----- EXTRAIT DU DOCUMENT

Amérique Latine en Résistance : Entre le marteau et l’enclume

Éditorial / Défis pour Gustavo Petro

 

Gustavo Petro, premier président de gauche en Colombie, fait face à de sérieux obstacles. Alors qu’il célèbre sa première année au pouvoir, l’ancien guérillero est confronté à plusieurs fronts de bataille où se joue le destin de son gouvernement.

Le 20 juin, Petro a subi un revers majeur avec la défaite de sa réforme du travail  lors de son vote au Congrès colombien. L’exécutif cherchait à consacrer une série de droits pour la classe ouvrière, notamment le paiement des heures supplémentaires ainsi que l’augmentation des indemnités en cas de licenciement abusif.

Cependant, la nouvelle loi a été rejetée par le législateur, marquant la première défaite significative des réformes impulsées par Petro. Le président a pointé du doigt le pouvoir économique, dénonçant le fait que le secteur des entrepreneurs avait “coopté le congrès contre la dignité du peuple”.

Quelques jours plus tard, le président a annoncé qu’il présenterait à nouveau sa proposition au Congrès,  en soulignant que les députés devaient en discuter ouvertement pour décider s’ils étaient “du côté de l’exclusion” ou s’ils défendaient les droits de la majorité.

Cependant, même si l’on parvient à ce débat sur la réforme, Petro devra faire face au fait qu’il ne dispose d’aucune majorité dans les deux chambres législatives. L’alliance avec les forces libérales et du centre a duré seulement jusqu’en avril, date à laquelle ces partis se sont opposés à la réforme de la Santé, une autre promesse de campagne que le président considère comme étant une priorité.

----------
----- DONNÉES FOURNIES

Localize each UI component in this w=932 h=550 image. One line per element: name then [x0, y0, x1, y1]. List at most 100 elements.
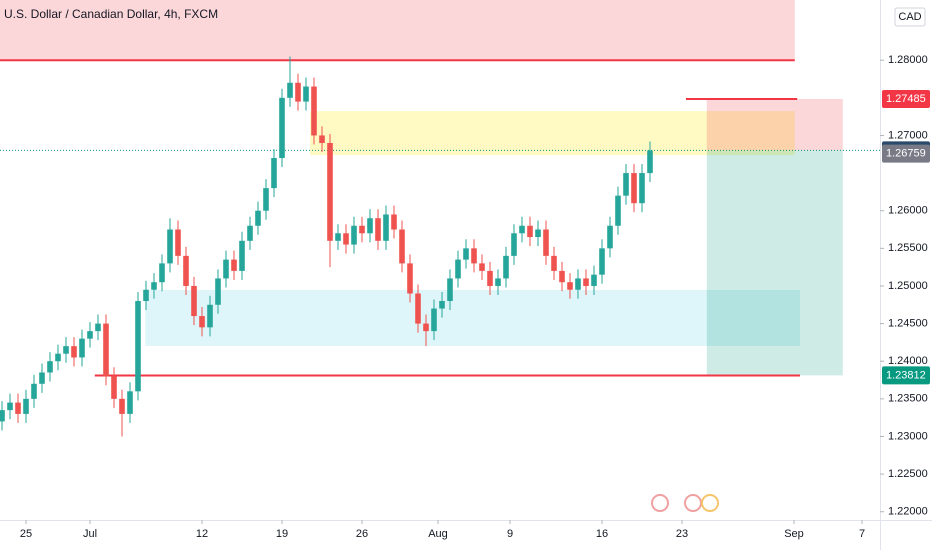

----------

■ CONSIGNES
[A] D'après l'éditorial sur Gustavo Petro, à quelle date sa réforme du travail a-t-elle été rejetée au Congrès colombien ?
[B] Rédigez la suite de l'éditorial sur Gustavo Petro en partant de sa dernière phrase.
Les données n'ont aucun lien avec l'éditorial sur Gustavo Petro.

■ RÉPONSES ATTENDUES
[A] Le 20 juin.

[B]
En même temps, l’ancien maire de Bogota a réaffirmé son engagement envers le programme électoral soutenu par la majorité et a procédé à des changements dans son cabinet, en remplaçant plusieurs ministres des forces “alliées”qui se sont rapidement transformées en forces d’opposition.

Récemment, le gouvernement progressiste a également été secoué par un scandale qui a contraint Gustavo Petro à renoncer à deux figures clés : l’ambassadeur de Colombie au Venezuela, Armando Benedetti, et sa cheffe de cabinet, Laura Sarabia. Benedetti avait également été son directeur de campagne.

Benedetti et Sarabia étaient impliqués dans une guerre devenue publique présentant de nombreux aspects déplorables : des messages audio contenant des menaces, des accusations graves et même des écoutes téléphoniques illégales.

Si l’on ajoute à ce contexte l’hostilité constante des principaux médias et les appels lancés aux forces armées pour renverser le gouvernement élu, le scénario est sans aucun doute assez complexe pour Petro. Plusieurs analystes ont évoqué les éléments d’un possible “coup d’état mou” visant à liquider l’expérience progressiste en Colombie.

Dans ce contexte défavorable, Petro n’a pas cédé à la tentation de reporter ou d’abandonner certaines revendications de sa lutte afin de se présenter comme une figure moins dangereuse face aux pouvoirs “de fait”. Au contraire, sa coalition a appelé à de fréquentes mobilisations dans la rue, un élément essentiel qui est parfois sous-estimé, avec l’illusion qu’une fois les élections remportées, tout se résoudra par la voie institutionnelle.

L’une des priorités qu’il est parvenu à maintenir a été son engagement en faveur de “la paix totale”. Petro a réussi à calmer l’un des fronts de bataille, littéralement dans ce cas, en parvenant à un cessez-le-feu avec l’Armée de Libération Nationale (ELN), la principale guérilla active dans le pays.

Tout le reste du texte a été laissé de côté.